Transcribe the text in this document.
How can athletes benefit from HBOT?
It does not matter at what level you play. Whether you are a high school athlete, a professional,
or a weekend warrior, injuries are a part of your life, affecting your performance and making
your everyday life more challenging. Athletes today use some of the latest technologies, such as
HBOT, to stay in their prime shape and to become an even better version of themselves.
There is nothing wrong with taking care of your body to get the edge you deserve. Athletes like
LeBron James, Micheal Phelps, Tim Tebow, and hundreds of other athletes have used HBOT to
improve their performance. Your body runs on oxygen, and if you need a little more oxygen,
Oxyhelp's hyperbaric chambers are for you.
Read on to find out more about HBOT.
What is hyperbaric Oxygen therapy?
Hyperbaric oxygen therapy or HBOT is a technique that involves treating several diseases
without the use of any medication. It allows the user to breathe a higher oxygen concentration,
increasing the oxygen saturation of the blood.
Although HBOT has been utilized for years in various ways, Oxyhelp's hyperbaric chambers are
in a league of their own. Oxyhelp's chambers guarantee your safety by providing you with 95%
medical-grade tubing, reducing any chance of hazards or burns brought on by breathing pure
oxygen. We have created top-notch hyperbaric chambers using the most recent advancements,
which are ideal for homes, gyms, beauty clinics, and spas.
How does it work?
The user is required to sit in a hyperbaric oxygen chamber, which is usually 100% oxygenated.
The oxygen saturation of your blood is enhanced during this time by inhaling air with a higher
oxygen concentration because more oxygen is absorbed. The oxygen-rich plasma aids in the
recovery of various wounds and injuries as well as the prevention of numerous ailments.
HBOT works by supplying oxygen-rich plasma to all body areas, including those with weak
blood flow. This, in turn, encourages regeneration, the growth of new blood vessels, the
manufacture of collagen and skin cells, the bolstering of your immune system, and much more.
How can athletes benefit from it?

----------

**GOAL OF THE EXERCISE**
Line by line, reproduce the data exactly.

**TASK ANSWER**
Transcribe the text in this document.
How can athletes benefit from HBOT?
It does not matter at what level you play. Whether you are a high school athlete, a professional,
or a weekend warrior, injuries are a part of your life, affecting your performance and making
your everyday life more challenging. Athletes today use some of the latest technologies, such as
HBOT, to stay in their prime shape and to become an even better version of themselves.
There is nothing wrong with taking care of your body to get the edge you deserve. Athletes like
LeBron James, Micheal Phelps, Tim Tebow, and hundreds of other athletes have used HBOT to
improve their performance. Your body runs on oxygen, and if you need a little more oxygen,
Oxyhelp's hyperbaric chambers are for you.
Read on to find out more about HBOT.
What is hyperbaric Oxygen therapy?
Hyperbaric oxygen therapy or HBOT is a technique that involves treating several diseases
without the use of any medication. It allows the user to breathe a higher oxygen concentration,
increasing the oxygen saturation of the blood.
Although HBOT has been utilized for years in various ways, Oxyhelp's hyperbaric chambers are
in a league of their own. Oxyhelp's chambers guarantee your safety by providing you with 95%
medical-grade tubing, reducing any chance of hazards or burns brought on by breathing pure
oxygen. We have created top-notch hyperbaric chambers using the most recent advancements,
which are ideal for homes, gyms, beauty clinics, and spas.
How does it work?
The user is required to sit in a hyperbaric oxygen chamber, which is usually 100% oxygenated.
The oxygen saturation of your blood is enhanced during this time by inhaling air with a higher
oxygen concentration because more oxygen is absorbed. The oxygen-rich plasma aids in the
recovery of various wounds and injuries as well as the prevention of numerous ailments.
HBOT works by supplying oxygen-rich plasma to all body areas, including those with weak
blood flow. This, in turn, encourages regeneration, the growth of new blood vessels, the
manufacture of collagen and skin cells, the bolstering of your immune system, and much more.
How can athletes benefit from it?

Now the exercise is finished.